- REQUIRED TASK -
Locate every line below that contains the word "föltételeinek" and copy it.

[Start of RECORD EXCERPTS]

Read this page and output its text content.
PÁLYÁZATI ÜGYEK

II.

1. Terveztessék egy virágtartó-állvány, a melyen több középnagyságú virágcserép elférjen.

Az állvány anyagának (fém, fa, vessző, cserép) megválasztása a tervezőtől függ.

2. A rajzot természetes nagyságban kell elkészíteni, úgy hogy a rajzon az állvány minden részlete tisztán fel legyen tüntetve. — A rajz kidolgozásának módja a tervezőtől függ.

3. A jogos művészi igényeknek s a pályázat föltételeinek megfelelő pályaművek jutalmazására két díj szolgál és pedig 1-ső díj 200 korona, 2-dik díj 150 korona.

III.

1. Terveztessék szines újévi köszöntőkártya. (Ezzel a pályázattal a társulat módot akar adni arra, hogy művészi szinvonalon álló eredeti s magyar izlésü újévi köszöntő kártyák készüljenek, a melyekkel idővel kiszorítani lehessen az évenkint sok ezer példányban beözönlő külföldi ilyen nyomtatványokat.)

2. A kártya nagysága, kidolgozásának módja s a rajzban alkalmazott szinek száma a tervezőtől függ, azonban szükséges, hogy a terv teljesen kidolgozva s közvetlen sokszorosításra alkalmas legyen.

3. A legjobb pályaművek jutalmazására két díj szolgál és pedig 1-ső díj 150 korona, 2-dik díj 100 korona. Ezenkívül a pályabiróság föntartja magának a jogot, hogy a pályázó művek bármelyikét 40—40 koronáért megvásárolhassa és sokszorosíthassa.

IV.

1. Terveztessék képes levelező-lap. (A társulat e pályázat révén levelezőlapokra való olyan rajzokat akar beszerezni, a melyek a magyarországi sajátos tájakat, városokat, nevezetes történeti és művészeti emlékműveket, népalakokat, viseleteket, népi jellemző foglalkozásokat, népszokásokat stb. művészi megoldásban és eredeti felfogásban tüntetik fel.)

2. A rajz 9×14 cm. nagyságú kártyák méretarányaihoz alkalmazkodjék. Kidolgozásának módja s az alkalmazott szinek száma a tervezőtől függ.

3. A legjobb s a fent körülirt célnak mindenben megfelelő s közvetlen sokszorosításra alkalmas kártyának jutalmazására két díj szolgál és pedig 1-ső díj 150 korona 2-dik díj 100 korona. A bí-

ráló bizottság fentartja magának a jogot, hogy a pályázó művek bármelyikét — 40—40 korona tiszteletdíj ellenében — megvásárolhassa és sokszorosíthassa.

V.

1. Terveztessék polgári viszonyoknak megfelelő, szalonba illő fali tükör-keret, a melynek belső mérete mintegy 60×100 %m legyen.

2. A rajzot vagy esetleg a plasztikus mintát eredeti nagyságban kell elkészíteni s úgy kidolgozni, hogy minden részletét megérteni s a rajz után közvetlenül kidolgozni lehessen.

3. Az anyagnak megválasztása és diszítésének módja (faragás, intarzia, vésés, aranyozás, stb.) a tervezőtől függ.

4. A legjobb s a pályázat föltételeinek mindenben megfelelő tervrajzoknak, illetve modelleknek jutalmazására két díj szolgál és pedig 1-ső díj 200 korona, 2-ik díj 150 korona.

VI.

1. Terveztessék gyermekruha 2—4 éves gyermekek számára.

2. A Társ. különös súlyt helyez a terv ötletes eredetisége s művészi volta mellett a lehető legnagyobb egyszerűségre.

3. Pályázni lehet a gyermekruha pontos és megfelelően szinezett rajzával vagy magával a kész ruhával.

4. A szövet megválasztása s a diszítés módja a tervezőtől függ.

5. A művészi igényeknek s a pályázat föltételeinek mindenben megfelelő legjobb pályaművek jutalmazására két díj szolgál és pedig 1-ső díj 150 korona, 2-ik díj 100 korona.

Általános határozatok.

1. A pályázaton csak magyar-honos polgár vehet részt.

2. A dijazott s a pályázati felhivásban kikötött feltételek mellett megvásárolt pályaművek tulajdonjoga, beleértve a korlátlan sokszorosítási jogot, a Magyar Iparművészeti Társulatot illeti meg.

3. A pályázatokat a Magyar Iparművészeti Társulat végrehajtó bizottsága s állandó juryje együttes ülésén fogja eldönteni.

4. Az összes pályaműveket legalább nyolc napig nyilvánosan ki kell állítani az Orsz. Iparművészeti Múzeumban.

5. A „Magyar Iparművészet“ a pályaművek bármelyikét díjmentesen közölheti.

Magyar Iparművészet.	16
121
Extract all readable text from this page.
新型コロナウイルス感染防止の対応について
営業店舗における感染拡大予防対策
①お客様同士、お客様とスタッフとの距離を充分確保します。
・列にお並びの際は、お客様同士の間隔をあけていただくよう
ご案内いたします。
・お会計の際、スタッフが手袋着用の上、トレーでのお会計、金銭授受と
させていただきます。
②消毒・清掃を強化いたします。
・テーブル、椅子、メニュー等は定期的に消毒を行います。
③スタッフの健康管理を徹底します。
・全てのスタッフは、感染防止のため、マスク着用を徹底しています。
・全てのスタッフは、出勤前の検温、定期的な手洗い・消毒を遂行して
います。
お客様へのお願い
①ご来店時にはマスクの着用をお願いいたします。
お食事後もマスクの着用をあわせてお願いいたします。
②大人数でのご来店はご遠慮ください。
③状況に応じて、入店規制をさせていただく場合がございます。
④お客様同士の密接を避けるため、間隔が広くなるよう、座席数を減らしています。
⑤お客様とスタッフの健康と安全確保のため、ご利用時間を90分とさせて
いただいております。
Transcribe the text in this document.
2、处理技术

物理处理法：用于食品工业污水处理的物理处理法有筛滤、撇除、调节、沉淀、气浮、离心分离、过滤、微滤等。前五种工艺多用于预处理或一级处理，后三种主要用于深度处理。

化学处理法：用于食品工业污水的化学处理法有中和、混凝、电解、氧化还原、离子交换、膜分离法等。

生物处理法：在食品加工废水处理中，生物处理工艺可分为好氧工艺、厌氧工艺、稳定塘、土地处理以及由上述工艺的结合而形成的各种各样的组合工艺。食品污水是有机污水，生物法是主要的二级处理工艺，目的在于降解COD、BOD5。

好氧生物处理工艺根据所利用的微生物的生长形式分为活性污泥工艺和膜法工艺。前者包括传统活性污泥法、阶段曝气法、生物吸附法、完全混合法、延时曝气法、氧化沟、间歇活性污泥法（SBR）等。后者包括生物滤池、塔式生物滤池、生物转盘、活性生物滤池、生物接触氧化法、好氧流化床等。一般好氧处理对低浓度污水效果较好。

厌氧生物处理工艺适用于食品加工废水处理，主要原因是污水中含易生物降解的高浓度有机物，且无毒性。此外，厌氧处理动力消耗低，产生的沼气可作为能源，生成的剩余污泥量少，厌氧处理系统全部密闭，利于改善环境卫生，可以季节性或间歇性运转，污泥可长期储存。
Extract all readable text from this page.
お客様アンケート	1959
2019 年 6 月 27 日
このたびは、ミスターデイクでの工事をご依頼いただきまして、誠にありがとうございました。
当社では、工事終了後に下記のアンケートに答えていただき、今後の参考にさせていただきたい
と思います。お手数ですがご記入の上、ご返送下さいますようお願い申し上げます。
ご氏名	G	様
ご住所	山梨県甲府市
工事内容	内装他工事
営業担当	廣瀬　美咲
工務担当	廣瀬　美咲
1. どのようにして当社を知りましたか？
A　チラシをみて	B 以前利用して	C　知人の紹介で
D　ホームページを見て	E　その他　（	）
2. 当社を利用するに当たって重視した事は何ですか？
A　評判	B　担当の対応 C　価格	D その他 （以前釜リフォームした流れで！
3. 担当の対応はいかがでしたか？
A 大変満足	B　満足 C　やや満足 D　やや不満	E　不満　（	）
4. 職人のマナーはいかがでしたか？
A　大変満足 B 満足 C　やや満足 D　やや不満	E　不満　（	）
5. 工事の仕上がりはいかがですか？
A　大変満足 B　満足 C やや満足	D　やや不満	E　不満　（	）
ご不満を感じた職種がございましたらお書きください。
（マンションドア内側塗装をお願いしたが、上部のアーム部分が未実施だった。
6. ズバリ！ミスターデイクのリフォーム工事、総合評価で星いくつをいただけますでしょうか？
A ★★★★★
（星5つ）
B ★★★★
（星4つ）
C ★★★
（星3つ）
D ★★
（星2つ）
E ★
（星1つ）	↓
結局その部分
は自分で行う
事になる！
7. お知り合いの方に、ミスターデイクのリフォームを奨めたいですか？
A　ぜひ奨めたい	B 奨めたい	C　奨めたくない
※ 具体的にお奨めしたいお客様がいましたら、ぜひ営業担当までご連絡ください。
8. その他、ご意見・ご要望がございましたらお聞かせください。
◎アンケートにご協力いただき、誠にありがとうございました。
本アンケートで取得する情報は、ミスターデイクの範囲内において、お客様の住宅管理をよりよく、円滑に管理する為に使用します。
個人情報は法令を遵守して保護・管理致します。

[End of RECORD EXCERPTS]

- FULL ANSWER -
3. A jogos művészi igényeknek s a pályázat föltételeinek megfelelő pályaművek jutalmazására két díj szolgál és pedig 1-ső díj 200 korona, 2-dik díj 150 korona.
4. A legjobb s a pályázat föltételeinek mindenben megfelelő tervrajzoknak, illetve modelleknek jutalmazására két díj szolgál és pedig 1-ső díj 200 korona, 2-ik díj 150 korona.
5. A művészi igényeknek s a pályázat föltételeinek mindenben megfelelő legjobb pályaművek jutalmazására két díj szolgál és pedig 1-ső díj 150 korona, 2-ik díj 100 korona.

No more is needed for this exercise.